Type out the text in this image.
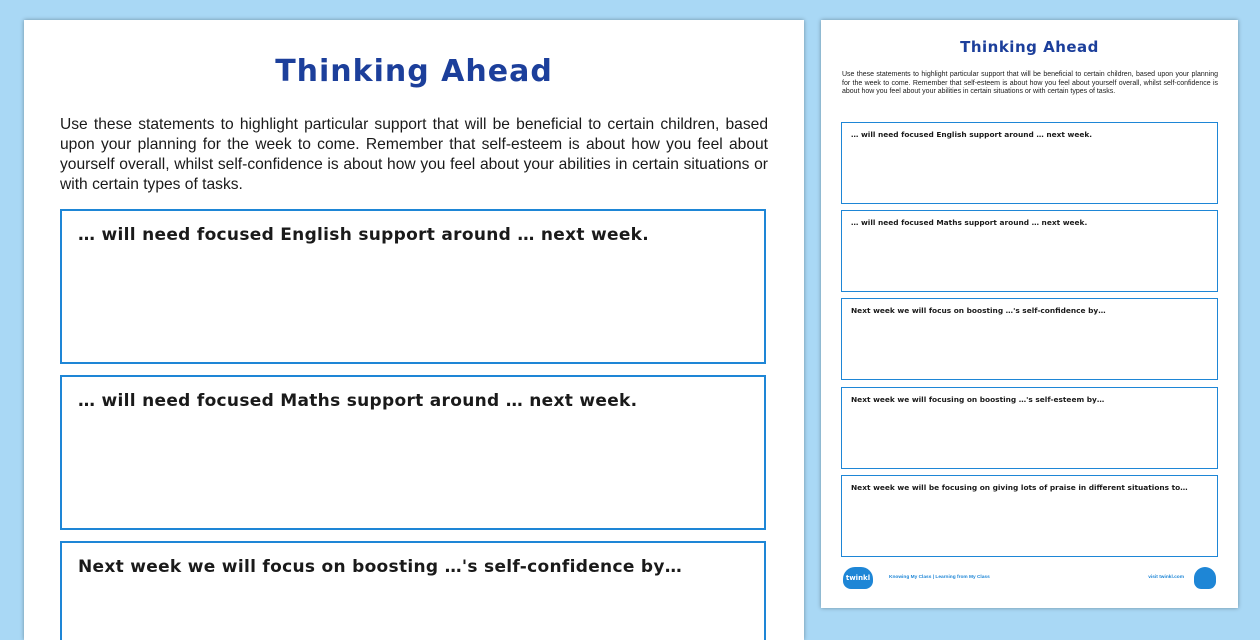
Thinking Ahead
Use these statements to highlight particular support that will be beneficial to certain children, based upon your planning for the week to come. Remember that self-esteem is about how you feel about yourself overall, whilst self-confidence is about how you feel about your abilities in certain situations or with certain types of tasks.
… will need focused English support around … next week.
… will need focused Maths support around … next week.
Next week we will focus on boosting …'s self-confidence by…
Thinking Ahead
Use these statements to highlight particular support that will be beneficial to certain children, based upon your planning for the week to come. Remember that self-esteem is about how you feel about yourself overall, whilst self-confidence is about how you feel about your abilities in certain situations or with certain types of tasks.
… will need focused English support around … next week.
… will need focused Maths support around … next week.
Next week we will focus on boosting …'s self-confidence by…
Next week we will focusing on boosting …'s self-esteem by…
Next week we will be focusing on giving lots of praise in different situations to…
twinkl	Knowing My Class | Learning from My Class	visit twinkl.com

++++++

**Your task:** Pictures are to be left out; the records above must be repeated word for word.

**Answer for the task:**
Type out the text in this image.
Thinking Ahead
Use these statements to highlight particular support that will be beneficial to certain children, based upon your planning for the week to come. Remember that self-esteem is about how you feel about yourself overall, whilst self-confidence is about how you feel about your abilities in certain situations or with certain types of tasks.
… will need focused English support around … next week.
… will need focused Maths support around … next week.
Next week we will focus on boosting …'s self-confidence by…
Thinking Ahead
Use these statements to highlight particular support that will be beneficial to certain children, based upon your planning for the week to come. Remember that self-esteem is about how you feel about yourself overall, whilst self-confidence is about how you feel about your abilities in certain situations or with certain types of tasks.
… will need focused English support around … next week.
… will need focused Maths support around … next week.
Next week we will focus on boosting …'s self-confidence by…
Next week we will focusing on boosting …'s self-esteem by…
Next week we will be focusing on giving lots of praise in different situations to…
twinkl	Knowing My Class | Learning from My Class	visit twinkl.com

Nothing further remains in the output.